▸ ABOUT THIS EXERCISE:
Determine how many lines in the records below include the word "Raglanschrägungen" and output that number alone.

[Records contained in a dataset]
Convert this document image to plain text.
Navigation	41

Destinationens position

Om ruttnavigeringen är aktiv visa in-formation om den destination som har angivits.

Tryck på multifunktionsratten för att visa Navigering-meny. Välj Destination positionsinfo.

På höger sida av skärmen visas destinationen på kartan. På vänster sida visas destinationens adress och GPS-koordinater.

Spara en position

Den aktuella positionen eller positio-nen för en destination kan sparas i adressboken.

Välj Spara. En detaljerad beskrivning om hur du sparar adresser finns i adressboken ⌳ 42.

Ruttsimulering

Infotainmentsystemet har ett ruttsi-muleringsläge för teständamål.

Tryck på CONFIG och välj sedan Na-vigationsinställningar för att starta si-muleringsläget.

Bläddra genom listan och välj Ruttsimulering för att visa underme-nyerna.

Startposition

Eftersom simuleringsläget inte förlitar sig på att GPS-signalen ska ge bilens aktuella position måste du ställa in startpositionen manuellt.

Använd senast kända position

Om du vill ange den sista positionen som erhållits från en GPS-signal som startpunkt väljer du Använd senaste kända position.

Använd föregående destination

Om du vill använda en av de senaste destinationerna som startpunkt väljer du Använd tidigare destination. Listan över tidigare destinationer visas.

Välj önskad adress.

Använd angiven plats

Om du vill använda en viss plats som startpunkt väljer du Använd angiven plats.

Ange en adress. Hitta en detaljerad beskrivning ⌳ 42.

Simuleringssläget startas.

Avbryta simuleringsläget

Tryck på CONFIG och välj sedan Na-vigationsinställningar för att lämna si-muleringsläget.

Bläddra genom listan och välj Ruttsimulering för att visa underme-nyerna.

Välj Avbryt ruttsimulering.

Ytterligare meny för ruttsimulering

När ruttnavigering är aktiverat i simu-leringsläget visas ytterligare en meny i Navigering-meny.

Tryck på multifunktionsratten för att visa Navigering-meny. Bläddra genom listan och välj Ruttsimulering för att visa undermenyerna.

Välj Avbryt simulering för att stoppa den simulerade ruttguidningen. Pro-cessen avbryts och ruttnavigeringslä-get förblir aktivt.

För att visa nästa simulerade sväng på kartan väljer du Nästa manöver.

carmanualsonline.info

...

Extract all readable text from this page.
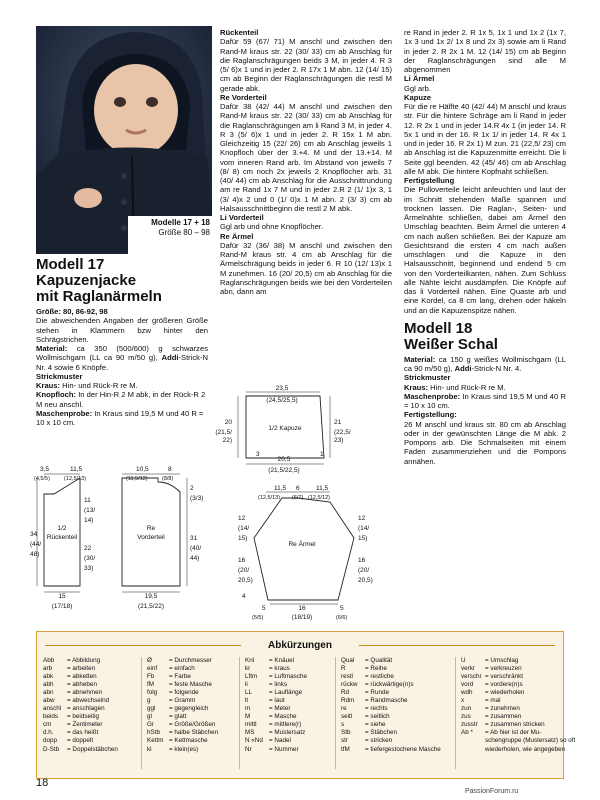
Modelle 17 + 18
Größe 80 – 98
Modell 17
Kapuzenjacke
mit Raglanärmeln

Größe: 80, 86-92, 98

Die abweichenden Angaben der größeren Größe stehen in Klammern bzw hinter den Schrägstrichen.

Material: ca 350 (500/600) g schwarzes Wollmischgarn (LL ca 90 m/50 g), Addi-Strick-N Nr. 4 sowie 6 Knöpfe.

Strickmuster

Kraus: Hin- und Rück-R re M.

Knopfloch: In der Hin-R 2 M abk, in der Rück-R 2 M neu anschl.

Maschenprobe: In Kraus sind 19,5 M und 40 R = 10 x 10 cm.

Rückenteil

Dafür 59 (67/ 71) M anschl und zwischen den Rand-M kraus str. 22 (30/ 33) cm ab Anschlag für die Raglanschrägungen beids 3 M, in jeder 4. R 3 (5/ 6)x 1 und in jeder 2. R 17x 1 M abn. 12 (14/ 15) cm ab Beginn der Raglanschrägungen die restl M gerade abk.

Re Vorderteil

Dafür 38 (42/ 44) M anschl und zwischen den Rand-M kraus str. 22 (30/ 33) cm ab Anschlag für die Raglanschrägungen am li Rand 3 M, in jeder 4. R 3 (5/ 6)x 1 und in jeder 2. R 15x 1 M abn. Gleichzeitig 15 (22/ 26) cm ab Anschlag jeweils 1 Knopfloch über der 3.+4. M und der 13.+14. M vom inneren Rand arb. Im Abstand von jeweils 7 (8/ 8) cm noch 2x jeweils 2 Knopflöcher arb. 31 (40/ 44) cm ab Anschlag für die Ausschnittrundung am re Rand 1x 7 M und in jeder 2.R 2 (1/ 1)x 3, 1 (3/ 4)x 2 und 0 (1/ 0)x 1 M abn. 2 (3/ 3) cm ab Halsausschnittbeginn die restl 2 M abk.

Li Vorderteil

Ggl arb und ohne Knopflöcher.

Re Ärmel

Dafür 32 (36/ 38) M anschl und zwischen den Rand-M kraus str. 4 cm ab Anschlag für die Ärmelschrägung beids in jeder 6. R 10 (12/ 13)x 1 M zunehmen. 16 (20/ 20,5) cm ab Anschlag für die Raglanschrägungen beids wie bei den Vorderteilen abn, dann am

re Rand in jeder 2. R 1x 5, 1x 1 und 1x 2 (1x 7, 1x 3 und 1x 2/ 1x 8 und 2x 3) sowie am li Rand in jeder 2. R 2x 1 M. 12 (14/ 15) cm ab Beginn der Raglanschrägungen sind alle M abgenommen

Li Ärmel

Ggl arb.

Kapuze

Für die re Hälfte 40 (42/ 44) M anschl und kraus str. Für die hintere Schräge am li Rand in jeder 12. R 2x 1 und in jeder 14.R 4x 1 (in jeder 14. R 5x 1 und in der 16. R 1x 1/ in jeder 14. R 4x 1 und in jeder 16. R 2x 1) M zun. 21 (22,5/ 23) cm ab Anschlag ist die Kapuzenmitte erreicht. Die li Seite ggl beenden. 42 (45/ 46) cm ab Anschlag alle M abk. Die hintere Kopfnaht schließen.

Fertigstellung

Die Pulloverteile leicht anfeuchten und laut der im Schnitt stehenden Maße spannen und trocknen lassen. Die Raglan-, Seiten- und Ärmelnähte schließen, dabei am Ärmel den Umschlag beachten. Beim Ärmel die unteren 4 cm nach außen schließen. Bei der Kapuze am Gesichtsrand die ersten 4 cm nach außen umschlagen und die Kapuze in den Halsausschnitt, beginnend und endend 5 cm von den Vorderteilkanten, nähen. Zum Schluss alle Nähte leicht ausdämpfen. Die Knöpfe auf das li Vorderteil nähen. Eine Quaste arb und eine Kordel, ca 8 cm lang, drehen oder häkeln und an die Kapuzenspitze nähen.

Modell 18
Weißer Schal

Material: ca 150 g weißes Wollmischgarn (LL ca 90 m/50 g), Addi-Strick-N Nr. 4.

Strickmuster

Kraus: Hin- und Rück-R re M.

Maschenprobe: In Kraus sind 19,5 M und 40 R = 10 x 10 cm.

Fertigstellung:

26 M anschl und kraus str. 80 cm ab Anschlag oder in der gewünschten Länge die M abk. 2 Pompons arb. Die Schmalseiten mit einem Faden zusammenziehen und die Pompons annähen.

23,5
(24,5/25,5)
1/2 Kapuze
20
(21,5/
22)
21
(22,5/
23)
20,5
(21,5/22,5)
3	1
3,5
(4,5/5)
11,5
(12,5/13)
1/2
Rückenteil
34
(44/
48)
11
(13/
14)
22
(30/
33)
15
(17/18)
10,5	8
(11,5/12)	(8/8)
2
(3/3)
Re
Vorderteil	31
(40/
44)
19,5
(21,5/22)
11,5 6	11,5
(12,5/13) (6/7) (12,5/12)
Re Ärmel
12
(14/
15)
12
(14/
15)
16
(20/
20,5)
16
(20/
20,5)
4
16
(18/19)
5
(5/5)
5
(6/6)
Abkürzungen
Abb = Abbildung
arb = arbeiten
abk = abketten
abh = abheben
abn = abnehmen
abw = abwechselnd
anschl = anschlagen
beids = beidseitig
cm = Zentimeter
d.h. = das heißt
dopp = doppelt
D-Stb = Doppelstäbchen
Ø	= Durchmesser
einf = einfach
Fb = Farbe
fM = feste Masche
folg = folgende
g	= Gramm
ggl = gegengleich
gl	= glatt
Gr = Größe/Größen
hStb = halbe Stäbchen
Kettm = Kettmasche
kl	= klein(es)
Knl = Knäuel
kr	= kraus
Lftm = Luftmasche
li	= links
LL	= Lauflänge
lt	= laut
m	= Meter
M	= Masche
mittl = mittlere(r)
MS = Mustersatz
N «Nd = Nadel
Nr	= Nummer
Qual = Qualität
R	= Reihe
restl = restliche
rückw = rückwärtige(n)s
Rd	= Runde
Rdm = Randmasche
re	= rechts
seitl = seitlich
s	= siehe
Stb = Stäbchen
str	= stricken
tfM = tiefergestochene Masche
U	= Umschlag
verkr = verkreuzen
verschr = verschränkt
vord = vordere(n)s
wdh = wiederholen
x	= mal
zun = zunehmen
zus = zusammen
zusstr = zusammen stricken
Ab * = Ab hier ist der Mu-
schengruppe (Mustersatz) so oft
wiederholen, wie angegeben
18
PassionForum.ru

▸ TASK SOLUTION:
4